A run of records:
.....
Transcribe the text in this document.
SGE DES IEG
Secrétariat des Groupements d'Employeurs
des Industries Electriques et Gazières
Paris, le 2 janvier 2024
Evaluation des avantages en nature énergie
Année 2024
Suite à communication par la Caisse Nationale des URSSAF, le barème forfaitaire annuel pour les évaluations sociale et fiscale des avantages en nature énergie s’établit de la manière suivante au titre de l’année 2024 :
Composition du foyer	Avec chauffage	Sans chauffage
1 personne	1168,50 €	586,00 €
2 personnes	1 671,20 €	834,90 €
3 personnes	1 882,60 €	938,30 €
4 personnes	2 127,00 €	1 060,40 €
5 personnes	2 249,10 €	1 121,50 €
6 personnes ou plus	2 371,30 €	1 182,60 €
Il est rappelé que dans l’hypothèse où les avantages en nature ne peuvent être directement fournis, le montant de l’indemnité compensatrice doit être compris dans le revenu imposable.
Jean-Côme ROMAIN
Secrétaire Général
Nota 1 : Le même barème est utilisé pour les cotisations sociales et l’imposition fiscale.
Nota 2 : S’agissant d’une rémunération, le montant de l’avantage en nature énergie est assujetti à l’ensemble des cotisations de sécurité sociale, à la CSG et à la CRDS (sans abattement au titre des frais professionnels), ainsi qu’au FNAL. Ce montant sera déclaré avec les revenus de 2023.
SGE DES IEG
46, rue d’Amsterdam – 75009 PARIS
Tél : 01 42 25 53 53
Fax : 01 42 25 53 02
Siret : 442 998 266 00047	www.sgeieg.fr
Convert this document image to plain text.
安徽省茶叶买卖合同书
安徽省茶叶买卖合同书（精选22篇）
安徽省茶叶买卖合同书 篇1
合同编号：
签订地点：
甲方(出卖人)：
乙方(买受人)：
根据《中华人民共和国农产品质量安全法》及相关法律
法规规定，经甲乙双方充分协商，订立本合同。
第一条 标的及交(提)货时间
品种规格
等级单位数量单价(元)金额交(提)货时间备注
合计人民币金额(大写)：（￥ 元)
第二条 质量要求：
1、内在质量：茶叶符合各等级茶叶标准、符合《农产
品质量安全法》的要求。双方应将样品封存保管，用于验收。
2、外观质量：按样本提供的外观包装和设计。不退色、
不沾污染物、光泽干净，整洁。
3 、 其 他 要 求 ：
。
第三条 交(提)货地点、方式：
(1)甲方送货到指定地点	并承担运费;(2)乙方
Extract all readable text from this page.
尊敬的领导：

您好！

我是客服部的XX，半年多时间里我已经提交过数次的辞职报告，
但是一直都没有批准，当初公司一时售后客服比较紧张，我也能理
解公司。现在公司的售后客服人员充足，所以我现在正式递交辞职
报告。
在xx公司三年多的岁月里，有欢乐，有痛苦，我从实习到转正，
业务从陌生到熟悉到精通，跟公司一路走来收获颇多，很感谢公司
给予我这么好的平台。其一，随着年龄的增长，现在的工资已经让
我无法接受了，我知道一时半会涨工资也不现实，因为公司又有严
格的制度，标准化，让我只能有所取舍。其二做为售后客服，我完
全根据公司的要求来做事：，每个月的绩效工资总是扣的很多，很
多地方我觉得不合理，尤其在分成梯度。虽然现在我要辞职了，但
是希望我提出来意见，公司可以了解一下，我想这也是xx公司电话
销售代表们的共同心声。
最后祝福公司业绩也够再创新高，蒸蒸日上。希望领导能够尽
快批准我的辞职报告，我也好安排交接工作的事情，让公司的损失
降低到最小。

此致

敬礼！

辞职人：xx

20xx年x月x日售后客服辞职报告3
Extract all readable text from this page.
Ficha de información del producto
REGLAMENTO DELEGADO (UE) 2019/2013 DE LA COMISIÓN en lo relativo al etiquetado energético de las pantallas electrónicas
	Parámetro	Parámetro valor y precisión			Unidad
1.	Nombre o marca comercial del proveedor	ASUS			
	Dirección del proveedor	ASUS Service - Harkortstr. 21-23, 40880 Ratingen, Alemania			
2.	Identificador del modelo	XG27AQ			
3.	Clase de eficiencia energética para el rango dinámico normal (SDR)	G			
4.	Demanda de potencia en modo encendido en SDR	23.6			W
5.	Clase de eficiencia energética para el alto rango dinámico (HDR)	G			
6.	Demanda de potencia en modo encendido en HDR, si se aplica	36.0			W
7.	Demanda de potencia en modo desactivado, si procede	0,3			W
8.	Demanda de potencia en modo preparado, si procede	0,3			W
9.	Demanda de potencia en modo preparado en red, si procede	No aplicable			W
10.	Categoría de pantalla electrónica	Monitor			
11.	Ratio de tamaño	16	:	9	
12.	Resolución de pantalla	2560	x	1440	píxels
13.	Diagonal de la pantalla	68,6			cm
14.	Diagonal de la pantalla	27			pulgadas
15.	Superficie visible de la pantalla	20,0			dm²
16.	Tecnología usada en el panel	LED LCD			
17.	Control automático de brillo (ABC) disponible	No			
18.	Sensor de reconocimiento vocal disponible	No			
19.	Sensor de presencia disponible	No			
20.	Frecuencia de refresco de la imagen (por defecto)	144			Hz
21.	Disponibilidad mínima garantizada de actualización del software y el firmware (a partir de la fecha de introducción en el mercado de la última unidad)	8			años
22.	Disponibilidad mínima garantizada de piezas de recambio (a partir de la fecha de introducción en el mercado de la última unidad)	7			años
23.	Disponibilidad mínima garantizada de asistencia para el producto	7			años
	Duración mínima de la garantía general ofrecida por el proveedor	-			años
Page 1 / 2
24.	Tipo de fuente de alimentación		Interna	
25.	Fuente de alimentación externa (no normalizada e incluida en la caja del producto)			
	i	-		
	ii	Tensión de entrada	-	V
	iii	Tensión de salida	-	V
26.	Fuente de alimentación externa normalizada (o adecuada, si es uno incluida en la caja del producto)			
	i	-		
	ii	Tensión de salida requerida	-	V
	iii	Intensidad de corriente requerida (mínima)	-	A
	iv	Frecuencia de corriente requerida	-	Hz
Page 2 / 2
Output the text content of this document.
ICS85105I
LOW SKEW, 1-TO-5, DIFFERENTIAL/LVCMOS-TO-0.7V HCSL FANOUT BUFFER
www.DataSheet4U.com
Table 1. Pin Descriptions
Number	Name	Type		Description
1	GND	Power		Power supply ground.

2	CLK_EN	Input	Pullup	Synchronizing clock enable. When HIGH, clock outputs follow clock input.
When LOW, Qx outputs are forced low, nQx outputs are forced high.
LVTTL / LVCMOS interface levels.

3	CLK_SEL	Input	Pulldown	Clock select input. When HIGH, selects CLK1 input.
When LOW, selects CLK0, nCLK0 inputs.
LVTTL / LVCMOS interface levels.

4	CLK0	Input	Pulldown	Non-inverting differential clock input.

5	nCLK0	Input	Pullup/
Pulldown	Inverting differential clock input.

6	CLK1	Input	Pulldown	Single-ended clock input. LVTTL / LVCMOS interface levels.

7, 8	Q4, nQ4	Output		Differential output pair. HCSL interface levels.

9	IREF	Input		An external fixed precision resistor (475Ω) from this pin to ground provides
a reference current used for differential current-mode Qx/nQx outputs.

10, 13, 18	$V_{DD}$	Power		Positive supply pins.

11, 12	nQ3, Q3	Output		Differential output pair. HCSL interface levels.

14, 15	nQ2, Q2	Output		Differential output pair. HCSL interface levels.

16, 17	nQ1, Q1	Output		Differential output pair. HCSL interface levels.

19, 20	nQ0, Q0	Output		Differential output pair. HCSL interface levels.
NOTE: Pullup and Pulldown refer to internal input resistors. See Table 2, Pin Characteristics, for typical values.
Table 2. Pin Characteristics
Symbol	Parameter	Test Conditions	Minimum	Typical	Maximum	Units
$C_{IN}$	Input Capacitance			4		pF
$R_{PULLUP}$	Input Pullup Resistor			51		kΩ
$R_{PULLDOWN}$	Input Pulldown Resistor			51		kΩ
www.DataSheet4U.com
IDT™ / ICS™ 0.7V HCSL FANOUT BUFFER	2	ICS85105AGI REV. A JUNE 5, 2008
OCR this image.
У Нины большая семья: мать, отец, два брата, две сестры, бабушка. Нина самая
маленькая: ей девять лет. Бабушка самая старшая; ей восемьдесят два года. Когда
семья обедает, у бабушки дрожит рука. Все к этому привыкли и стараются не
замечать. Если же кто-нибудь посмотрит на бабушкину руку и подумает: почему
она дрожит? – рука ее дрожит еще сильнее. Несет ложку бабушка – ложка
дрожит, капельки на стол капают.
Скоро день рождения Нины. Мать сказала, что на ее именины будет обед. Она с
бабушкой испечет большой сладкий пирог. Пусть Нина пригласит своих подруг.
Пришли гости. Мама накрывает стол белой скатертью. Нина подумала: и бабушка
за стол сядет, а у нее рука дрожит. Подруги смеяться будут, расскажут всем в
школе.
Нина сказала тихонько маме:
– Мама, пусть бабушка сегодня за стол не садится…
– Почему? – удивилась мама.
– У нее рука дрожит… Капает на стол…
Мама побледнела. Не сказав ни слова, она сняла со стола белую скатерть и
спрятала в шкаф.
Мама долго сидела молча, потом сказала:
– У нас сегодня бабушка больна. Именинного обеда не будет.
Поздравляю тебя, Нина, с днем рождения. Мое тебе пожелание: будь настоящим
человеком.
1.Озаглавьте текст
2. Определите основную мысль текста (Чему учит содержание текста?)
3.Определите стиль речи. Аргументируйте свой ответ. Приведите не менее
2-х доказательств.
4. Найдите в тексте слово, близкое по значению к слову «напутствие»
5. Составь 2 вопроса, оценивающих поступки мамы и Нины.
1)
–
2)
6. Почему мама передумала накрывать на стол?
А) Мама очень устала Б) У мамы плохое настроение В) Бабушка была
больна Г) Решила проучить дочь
.....
## Objective
Copy all lines from the material that contain "Demanda".

## Response to this exercise
4.	Demanda de potencia en modo encendido en SDR	23.6			W
6.	Demanda de potencia en modo encendido en HDR, si se aplica	36.0			W
7.	Demanda de potencia en modo desactivado, si procede	0,3			W
8.	Demanda de potencia en modo preparado, si procede	0,3			W
9.	Demanda de potencia en modo preparado en red, si procede	No aplicable			W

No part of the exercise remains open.